_What is asked_
Check every line below for the word "Resume" and copy the ones that have it.

Start

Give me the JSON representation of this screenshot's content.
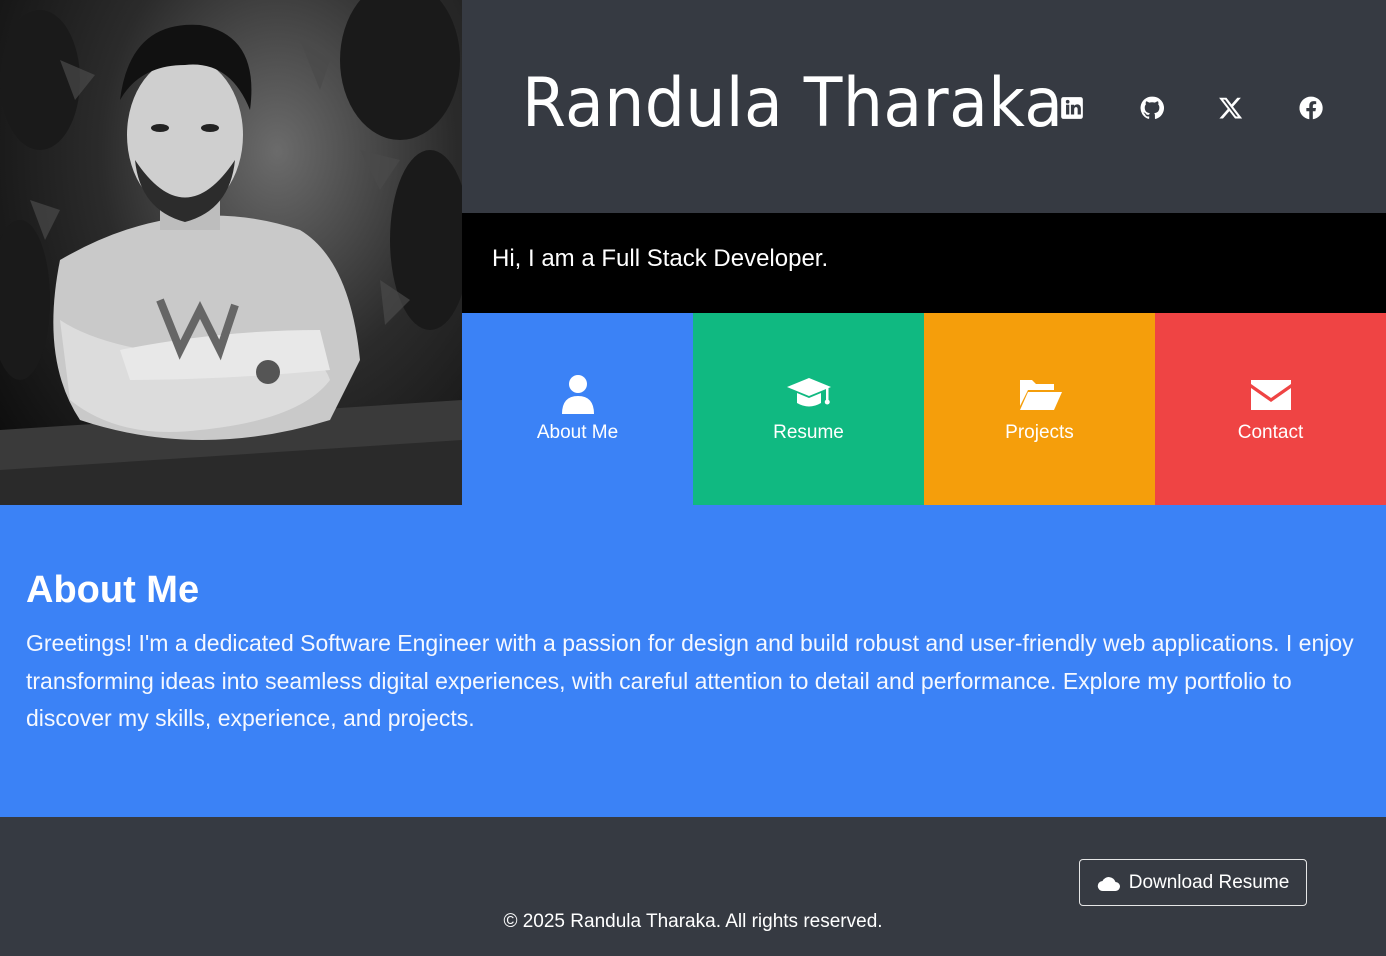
{
  "header": {
    "name": "Randula Tharaka",
    "tagline": "Hi, I am a Full Stack Developer.",
    "social": [
      {
        "icon": "linkedin-icon"
      },
      {
        "icon": "github-icon"
      },
      {
        "icon": "x-twitter-icon"
      },
      {
        "icon": "facebook-icon"
      }
    ]
  },
  "nav": {
    "tiles": [
      {
        "label": "About Me",
        "icon": "user-icon",
        "color": "#3b82f6"
      },
      {
        "label": "Resume",
        "icon": "graduation-cap-icon",
        "color": "#10b981"
      },
      {
        "label": "Projects",
        "icon": "folder-open-icon",
        "color": "#f59e0b"
      },
      {
        "label": "Contact",
        "icon": "envelope-icon",
        "color": "#ef4444"
      }
    ]
  },
  "about": {
    "heading": "About Me",
    "body": "Greetings! I'm a dedicated Software Engineer with a passion for design and build robust and user-friendly web applications. I enjoy transforming ideas into seamless digital experiences, with careful attention to detail and performance. Explore my portfolio to discover my skills, experience, and projects."
  },
  "footer": {
    "download_label": "Download Resume",
    "copyright": "© 2025 Randula Tharaka. All rights reserved."
  },
  "colors": {
    "dark_bg": "#363a42",
    "black_bar": "#000000",
    "about_bg": "#3b82f6"
  }
}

End

_Response_
        "label": "Resume",
    "download_label": "Download Resume",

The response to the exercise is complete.